[Data listing]

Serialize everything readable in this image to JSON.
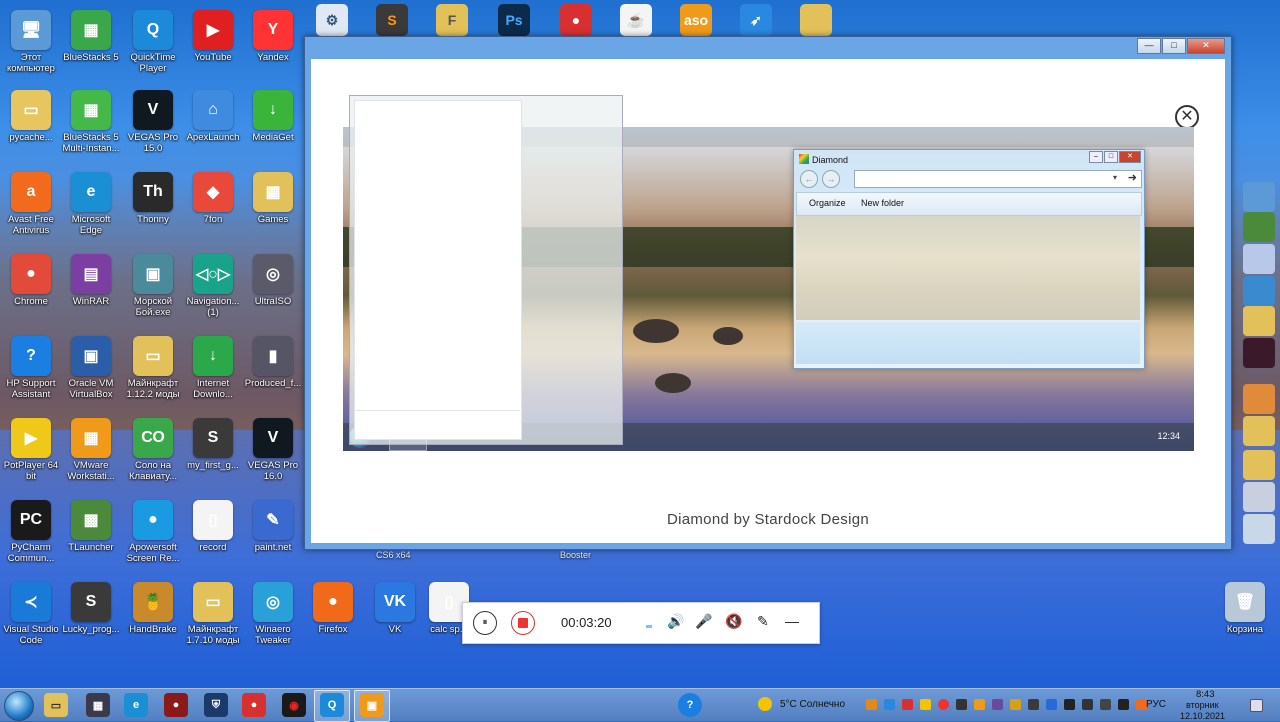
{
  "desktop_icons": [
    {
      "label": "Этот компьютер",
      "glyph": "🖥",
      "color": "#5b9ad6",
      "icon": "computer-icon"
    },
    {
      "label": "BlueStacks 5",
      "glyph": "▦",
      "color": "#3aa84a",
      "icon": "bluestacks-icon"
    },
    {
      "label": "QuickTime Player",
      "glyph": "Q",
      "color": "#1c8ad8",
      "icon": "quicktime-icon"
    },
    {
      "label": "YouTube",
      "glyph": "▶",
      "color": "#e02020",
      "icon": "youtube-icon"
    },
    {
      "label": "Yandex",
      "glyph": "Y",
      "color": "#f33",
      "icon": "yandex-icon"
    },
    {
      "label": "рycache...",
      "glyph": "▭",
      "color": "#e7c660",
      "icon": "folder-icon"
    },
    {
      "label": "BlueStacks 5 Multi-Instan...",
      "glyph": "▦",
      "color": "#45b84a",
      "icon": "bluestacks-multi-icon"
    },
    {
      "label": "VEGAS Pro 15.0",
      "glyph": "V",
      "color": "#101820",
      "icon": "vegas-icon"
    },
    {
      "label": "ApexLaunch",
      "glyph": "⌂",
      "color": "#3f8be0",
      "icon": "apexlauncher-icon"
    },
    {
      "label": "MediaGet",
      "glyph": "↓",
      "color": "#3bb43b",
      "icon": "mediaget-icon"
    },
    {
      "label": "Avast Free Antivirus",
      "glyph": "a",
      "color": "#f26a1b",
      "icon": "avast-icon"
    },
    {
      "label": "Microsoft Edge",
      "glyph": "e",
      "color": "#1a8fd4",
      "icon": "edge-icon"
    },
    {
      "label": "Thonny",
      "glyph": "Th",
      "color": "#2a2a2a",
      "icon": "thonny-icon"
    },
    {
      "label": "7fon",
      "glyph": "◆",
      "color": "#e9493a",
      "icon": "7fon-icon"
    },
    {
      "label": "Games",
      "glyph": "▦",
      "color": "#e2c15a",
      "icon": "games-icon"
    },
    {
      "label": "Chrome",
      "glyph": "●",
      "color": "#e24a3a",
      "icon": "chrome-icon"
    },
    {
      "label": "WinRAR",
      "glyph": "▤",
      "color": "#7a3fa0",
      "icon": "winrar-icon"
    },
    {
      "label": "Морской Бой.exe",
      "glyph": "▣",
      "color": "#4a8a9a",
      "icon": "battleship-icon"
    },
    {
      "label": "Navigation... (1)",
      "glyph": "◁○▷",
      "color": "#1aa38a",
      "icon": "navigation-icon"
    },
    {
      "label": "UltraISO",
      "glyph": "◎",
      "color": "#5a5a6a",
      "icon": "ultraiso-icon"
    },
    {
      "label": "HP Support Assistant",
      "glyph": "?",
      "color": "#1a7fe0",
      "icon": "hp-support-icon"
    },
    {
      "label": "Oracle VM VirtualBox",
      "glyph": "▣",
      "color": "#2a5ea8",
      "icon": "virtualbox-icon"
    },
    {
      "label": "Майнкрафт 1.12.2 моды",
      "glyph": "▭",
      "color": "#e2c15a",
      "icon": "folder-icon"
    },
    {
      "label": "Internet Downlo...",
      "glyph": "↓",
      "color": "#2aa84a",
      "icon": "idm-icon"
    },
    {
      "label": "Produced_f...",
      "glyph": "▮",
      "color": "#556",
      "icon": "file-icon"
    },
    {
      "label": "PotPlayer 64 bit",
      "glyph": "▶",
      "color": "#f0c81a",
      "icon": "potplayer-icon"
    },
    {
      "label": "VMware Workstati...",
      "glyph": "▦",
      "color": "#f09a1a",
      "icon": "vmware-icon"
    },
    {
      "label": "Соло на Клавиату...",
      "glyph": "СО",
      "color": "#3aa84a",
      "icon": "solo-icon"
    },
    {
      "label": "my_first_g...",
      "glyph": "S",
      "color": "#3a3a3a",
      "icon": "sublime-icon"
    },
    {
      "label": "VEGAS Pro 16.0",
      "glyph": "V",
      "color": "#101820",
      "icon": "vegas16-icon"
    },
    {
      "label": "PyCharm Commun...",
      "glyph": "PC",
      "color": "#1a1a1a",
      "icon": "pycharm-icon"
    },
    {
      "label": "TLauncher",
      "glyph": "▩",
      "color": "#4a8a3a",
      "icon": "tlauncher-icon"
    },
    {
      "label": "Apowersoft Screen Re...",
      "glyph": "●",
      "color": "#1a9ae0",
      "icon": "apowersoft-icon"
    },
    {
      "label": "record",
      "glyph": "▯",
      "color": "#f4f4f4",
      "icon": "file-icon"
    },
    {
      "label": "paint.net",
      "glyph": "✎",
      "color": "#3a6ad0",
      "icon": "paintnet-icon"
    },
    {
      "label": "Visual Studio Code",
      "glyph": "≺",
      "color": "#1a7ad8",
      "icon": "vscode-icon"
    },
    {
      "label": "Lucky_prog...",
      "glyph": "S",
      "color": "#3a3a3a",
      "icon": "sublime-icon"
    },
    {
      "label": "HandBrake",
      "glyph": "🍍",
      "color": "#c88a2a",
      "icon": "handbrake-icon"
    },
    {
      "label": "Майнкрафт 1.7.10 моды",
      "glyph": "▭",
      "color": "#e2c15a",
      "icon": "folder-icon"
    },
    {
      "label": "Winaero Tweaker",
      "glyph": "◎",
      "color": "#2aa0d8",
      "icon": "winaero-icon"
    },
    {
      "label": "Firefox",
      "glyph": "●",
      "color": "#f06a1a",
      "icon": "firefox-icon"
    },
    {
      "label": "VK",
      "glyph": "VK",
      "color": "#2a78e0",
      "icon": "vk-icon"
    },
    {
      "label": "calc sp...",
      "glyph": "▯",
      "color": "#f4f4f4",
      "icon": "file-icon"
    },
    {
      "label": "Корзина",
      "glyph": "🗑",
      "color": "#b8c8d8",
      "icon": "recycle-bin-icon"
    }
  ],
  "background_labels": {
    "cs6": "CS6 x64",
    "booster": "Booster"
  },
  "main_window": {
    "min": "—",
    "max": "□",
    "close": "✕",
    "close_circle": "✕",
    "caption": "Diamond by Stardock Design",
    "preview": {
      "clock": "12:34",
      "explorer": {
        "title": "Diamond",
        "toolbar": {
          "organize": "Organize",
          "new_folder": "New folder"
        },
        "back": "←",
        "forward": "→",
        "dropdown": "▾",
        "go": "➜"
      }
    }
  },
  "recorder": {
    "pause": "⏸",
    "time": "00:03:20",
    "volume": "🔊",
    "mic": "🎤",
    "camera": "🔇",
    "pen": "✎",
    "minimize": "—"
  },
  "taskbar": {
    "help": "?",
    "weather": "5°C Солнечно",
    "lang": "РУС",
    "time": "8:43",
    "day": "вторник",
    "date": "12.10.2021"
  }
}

[/Data listing]

__What you should do__
Copy every line in the data above that has the string "Diamond" in it.

__Response area__
    "caption": "Diamond by Stardock Design",
        "title": "Diamond",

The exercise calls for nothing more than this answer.